◆ **Set exercise**: Check each line of the records for "JSON"; collect those that have it.
start
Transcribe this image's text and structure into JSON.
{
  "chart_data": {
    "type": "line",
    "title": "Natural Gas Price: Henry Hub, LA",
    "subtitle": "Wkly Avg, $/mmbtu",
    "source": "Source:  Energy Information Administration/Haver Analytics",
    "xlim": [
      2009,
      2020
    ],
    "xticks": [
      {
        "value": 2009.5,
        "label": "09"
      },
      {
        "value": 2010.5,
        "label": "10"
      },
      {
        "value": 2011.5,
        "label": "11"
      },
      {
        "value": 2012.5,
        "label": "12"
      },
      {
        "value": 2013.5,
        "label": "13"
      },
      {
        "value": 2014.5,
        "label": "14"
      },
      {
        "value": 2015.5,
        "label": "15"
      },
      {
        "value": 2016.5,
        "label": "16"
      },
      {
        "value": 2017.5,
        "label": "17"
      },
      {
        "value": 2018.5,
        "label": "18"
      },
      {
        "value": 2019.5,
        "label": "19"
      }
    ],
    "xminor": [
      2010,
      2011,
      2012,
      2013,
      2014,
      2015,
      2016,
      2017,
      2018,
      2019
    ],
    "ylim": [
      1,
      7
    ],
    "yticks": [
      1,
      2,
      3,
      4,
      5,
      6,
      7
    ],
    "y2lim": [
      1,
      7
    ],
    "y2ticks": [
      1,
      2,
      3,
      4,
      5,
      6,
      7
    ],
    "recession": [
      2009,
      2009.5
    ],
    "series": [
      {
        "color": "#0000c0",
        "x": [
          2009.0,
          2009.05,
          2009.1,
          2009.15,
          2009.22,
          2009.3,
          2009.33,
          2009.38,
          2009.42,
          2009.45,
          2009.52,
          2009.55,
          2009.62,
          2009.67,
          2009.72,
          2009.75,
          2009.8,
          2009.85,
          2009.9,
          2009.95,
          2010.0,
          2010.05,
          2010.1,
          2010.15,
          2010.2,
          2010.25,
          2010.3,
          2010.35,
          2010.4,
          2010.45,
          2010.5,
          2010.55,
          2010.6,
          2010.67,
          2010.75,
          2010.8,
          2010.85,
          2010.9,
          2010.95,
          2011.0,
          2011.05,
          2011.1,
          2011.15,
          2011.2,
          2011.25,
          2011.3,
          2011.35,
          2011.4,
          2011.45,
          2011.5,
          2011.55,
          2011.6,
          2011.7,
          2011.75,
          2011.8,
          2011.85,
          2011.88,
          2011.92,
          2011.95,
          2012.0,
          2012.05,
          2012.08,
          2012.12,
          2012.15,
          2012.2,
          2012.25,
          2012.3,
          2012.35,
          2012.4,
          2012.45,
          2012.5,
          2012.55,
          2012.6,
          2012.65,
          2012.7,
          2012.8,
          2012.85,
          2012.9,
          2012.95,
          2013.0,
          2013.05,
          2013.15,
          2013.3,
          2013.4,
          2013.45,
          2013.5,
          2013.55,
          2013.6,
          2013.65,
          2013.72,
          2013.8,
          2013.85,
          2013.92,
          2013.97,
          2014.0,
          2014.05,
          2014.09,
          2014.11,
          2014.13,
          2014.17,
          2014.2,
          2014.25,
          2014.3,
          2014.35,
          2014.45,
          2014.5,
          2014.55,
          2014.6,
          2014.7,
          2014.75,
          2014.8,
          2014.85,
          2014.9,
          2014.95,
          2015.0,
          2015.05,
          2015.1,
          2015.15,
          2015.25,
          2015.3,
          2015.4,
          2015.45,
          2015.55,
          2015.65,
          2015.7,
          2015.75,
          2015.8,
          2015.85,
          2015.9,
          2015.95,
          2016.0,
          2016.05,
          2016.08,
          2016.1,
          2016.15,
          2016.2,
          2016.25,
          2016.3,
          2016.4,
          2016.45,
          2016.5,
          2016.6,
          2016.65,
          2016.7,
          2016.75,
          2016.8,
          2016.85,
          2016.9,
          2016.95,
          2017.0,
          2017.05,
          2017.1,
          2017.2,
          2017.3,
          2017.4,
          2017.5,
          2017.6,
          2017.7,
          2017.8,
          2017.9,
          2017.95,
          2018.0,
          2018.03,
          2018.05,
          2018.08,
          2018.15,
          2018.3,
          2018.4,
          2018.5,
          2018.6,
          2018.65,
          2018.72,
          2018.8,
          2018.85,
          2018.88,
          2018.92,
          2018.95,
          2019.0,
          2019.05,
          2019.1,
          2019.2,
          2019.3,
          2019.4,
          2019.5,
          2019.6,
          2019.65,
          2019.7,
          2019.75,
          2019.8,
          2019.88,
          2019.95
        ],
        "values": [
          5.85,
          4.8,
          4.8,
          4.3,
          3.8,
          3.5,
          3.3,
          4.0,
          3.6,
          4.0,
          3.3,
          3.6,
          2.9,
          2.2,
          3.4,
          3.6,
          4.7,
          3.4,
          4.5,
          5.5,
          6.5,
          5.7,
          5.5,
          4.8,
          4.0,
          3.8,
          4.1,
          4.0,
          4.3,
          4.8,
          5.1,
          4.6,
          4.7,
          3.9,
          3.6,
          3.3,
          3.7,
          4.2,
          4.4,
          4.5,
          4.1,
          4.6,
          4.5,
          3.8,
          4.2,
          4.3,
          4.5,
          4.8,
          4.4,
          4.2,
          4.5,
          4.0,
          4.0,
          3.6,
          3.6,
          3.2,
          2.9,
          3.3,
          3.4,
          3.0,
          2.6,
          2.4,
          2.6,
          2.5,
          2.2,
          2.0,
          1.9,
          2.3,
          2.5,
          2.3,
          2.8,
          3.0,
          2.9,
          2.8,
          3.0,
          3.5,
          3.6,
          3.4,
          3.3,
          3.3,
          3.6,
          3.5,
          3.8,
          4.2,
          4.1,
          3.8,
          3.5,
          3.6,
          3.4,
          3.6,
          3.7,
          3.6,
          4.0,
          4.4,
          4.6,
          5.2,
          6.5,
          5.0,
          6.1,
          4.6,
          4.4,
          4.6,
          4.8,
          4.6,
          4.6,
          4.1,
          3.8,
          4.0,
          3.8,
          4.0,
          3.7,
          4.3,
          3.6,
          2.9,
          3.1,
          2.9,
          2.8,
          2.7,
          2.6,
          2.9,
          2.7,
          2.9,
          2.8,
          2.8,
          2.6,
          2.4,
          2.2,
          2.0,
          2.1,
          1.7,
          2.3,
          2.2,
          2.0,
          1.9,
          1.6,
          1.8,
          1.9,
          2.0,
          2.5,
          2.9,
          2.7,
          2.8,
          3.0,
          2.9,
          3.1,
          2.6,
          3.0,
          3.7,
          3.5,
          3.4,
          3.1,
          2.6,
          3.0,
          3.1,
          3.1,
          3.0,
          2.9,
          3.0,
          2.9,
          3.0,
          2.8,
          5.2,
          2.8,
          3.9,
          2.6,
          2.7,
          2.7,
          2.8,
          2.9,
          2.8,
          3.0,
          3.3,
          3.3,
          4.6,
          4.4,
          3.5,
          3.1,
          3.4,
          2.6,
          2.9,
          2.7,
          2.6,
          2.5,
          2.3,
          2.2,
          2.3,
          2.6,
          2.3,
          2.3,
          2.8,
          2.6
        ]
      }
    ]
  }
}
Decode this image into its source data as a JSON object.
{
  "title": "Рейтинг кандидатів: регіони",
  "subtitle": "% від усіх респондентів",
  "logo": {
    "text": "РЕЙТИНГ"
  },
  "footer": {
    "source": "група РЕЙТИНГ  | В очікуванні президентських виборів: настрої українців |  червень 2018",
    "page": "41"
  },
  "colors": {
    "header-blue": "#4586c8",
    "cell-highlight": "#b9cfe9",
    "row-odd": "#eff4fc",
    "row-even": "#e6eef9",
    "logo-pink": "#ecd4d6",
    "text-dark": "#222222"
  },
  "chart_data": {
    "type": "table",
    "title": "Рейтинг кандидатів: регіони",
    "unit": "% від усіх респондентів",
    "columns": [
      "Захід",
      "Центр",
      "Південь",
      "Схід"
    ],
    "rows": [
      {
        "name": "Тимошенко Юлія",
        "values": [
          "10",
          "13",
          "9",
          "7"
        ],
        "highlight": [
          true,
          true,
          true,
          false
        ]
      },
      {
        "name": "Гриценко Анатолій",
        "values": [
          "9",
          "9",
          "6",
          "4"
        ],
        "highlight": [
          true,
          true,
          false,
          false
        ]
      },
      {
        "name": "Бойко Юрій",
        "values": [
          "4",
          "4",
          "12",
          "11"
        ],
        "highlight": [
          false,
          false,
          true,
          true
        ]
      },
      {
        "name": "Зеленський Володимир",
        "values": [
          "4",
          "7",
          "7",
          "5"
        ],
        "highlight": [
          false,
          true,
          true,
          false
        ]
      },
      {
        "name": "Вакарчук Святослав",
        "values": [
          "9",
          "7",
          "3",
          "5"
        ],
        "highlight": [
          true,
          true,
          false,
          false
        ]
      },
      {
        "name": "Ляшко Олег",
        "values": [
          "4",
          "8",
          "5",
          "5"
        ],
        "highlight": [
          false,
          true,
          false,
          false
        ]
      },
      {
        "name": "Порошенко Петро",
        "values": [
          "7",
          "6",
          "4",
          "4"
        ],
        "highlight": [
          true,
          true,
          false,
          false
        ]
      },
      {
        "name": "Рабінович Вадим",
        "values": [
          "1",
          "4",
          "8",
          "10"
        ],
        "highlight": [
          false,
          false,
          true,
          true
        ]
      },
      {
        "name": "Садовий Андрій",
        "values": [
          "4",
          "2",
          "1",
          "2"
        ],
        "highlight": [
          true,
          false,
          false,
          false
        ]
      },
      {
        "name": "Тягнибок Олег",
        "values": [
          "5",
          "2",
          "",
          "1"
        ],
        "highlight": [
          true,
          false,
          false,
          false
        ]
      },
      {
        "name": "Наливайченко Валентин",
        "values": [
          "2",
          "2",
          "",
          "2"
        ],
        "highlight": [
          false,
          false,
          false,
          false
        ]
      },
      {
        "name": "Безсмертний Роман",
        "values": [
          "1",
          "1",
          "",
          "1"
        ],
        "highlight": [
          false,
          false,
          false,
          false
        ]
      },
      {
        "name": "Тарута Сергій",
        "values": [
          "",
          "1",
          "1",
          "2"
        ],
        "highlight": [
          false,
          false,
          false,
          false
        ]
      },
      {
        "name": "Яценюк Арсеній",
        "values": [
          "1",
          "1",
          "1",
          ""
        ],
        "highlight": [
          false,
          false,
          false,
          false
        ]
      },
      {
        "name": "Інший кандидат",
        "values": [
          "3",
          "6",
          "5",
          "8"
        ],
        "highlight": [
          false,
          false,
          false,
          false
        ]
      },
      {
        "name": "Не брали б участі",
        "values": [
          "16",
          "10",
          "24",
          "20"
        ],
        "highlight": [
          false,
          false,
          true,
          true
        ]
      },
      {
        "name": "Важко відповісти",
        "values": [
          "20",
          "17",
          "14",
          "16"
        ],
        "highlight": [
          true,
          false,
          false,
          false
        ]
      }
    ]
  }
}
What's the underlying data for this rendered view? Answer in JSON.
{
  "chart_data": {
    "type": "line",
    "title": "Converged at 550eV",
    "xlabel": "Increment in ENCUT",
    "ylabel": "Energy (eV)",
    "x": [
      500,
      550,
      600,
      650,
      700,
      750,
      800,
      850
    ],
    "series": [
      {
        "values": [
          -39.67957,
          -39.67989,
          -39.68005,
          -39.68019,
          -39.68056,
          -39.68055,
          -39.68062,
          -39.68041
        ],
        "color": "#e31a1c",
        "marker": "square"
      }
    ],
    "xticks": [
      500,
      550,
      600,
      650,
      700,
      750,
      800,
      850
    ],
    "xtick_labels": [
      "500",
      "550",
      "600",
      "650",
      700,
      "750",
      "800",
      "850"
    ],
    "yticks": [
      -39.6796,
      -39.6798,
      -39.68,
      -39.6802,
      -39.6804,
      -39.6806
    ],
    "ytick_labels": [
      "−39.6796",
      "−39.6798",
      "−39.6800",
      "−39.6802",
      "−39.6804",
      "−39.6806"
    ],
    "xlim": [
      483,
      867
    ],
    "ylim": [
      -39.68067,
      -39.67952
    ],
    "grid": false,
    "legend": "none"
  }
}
end
◆ **Response to this task**:
Transcribe this image's text and structure into JSON.
Decode this image into its source data as a JSON object.
What's the underlying data for this rendered view? Answer in JSON.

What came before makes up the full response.